▶ _WHAT YOU SHOULD DO_
Go through the listing and pick out each line with the word "plain" in it.

▶ _WORKING DATA_

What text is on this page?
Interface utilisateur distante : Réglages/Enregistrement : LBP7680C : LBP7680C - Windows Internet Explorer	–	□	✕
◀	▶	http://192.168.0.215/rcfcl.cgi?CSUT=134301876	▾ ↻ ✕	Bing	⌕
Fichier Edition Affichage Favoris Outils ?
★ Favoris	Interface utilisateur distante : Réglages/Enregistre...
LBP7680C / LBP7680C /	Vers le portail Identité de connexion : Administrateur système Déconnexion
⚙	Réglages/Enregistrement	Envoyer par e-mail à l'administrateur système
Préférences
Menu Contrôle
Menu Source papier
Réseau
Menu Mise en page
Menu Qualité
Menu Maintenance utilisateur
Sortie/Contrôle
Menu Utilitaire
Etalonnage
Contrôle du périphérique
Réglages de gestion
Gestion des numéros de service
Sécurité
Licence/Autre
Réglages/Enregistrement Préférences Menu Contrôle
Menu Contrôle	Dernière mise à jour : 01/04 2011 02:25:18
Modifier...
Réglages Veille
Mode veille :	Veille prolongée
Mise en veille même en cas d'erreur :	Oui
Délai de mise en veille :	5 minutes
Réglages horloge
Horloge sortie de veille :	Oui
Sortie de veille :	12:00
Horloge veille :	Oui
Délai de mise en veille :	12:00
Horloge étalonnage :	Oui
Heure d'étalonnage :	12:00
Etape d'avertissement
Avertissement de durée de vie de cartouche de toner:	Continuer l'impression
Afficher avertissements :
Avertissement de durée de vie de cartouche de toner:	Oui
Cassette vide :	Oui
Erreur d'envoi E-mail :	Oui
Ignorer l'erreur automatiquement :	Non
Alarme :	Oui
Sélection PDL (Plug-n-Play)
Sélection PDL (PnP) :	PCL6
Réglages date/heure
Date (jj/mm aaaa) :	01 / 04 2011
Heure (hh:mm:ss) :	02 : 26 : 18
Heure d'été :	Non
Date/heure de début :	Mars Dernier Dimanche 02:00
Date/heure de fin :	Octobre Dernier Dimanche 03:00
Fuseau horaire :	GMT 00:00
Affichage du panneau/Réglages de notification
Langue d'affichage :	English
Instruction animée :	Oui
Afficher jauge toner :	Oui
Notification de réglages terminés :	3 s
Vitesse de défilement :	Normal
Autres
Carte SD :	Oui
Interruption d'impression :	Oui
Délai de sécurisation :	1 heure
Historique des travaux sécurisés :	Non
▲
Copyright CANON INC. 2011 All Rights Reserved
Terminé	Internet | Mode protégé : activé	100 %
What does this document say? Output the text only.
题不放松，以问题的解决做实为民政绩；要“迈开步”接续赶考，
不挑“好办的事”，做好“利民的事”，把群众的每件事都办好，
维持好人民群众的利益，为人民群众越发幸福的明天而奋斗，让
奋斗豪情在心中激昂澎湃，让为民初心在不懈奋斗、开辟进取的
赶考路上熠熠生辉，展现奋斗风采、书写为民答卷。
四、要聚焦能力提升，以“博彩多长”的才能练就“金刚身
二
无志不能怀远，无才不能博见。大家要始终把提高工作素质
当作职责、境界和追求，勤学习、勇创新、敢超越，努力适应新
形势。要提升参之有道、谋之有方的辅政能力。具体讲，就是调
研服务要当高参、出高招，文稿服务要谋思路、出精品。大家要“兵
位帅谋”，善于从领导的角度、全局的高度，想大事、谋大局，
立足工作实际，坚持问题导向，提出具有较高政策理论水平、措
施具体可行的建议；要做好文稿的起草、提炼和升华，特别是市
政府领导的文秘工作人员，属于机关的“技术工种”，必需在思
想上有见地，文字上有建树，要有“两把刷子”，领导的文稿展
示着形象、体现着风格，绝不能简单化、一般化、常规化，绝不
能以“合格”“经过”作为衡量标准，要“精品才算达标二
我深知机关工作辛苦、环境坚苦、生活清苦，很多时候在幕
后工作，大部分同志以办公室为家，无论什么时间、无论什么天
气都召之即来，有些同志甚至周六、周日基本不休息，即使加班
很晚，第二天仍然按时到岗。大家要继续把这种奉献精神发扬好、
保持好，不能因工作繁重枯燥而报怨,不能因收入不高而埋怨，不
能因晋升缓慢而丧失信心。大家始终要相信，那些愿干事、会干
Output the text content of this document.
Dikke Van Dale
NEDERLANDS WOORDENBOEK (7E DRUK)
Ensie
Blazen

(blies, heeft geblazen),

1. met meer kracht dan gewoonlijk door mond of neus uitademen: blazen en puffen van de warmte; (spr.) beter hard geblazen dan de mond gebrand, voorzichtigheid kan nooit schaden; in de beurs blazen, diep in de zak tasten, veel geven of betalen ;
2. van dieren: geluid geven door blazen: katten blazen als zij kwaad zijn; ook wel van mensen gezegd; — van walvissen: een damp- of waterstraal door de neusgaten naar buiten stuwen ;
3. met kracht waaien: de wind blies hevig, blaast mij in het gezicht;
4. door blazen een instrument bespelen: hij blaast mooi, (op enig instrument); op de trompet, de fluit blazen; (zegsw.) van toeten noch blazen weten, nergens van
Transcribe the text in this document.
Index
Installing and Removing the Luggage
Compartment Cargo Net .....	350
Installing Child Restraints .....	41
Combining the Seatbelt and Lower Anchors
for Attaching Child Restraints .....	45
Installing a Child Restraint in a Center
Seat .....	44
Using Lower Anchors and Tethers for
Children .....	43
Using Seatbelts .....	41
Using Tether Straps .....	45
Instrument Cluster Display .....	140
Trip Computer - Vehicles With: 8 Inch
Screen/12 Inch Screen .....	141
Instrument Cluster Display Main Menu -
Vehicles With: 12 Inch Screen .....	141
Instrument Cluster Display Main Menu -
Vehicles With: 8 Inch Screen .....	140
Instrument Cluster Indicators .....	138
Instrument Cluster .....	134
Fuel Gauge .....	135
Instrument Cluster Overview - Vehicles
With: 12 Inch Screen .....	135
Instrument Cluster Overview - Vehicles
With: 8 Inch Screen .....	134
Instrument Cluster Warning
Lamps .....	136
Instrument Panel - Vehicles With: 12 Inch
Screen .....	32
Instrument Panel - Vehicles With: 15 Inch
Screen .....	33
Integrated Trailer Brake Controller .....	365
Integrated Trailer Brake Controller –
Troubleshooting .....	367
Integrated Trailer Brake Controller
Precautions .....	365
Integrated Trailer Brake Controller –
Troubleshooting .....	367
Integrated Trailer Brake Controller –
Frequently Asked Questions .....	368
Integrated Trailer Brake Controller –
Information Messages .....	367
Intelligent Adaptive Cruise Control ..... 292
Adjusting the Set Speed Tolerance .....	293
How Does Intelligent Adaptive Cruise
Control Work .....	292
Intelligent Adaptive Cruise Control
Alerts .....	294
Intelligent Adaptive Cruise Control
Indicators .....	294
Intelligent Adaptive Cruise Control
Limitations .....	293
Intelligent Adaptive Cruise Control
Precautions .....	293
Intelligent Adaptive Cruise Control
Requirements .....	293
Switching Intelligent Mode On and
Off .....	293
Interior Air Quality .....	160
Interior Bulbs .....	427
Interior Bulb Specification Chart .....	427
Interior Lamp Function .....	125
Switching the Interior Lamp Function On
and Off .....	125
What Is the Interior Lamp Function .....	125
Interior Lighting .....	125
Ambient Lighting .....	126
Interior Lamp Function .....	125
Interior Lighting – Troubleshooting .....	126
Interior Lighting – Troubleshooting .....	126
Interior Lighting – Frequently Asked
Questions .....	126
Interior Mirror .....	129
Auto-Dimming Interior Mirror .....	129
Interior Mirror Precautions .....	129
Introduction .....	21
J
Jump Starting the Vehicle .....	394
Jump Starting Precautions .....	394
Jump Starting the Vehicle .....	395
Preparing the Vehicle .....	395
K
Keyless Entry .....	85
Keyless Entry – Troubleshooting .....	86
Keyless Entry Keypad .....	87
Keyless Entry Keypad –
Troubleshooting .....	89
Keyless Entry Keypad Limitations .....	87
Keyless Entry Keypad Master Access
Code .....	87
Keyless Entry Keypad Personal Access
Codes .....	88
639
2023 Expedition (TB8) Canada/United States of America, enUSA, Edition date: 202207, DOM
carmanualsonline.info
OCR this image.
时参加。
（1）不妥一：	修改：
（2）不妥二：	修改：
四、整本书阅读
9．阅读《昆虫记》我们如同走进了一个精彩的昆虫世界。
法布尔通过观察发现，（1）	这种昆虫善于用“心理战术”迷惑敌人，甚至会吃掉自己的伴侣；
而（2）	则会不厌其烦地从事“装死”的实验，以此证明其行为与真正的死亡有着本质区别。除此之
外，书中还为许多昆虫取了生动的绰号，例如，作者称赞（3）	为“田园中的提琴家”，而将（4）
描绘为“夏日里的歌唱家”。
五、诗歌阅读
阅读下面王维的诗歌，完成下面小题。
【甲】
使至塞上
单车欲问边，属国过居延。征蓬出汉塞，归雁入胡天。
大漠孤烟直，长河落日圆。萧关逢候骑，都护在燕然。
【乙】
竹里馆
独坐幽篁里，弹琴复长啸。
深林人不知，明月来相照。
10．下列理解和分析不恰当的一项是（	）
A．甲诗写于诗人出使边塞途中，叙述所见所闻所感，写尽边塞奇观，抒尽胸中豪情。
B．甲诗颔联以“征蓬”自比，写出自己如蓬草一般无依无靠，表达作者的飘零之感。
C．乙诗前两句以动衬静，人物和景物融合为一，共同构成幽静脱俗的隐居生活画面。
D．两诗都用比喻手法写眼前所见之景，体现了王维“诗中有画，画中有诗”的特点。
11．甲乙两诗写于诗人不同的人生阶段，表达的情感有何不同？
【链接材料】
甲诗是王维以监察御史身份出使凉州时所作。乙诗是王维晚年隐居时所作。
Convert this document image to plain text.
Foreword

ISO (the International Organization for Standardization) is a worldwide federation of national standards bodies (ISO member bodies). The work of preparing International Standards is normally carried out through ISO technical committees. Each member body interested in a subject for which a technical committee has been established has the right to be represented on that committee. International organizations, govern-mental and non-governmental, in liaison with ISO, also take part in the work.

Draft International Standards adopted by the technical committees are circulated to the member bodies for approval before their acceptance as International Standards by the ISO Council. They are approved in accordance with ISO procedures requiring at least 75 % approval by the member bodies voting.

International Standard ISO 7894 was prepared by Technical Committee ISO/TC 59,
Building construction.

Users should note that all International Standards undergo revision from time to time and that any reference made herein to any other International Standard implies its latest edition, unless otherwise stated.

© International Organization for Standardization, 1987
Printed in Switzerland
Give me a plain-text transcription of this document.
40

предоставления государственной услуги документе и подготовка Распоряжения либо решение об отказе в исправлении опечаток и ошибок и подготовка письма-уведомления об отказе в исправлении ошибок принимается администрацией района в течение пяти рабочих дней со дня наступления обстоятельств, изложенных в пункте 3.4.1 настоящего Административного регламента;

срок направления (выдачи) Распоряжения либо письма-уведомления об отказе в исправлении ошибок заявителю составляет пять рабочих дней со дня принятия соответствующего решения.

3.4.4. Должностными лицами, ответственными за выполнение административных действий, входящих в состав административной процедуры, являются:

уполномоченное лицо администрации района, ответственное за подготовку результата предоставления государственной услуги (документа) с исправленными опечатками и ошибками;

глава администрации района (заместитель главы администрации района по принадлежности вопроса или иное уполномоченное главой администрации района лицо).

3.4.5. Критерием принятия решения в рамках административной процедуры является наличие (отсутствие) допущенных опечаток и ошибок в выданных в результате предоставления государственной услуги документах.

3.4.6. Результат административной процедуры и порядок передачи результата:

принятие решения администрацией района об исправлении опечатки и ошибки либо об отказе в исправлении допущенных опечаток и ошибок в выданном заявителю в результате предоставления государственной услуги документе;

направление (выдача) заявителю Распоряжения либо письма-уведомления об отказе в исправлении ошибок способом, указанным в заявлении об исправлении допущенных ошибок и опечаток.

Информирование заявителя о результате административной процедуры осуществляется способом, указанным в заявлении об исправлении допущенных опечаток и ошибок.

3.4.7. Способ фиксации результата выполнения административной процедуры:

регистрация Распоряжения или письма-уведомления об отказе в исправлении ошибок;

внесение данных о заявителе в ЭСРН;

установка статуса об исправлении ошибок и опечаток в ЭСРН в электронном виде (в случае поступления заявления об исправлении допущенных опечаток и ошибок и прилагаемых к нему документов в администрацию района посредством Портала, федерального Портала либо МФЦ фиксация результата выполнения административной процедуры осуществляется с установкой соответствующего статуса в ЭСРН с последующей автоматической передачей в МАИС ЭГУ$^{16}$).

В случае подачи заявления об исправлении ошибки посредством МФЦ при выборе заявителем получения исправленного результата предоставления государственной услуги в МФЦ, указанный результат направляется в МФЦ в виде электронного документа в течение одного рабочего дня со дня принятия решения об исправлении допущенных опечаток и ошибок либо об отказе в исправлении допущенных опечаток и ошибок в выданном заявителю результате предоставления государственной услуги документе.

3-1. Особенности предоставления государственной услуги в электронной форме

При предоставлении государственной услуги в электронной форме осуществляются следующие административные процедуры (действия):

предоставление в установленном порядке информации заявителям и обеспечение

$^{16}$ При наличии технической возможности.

▶ _WORKED SOLUTION_
Convert this document image to plain text.
Give me a plain-text transcription of this document.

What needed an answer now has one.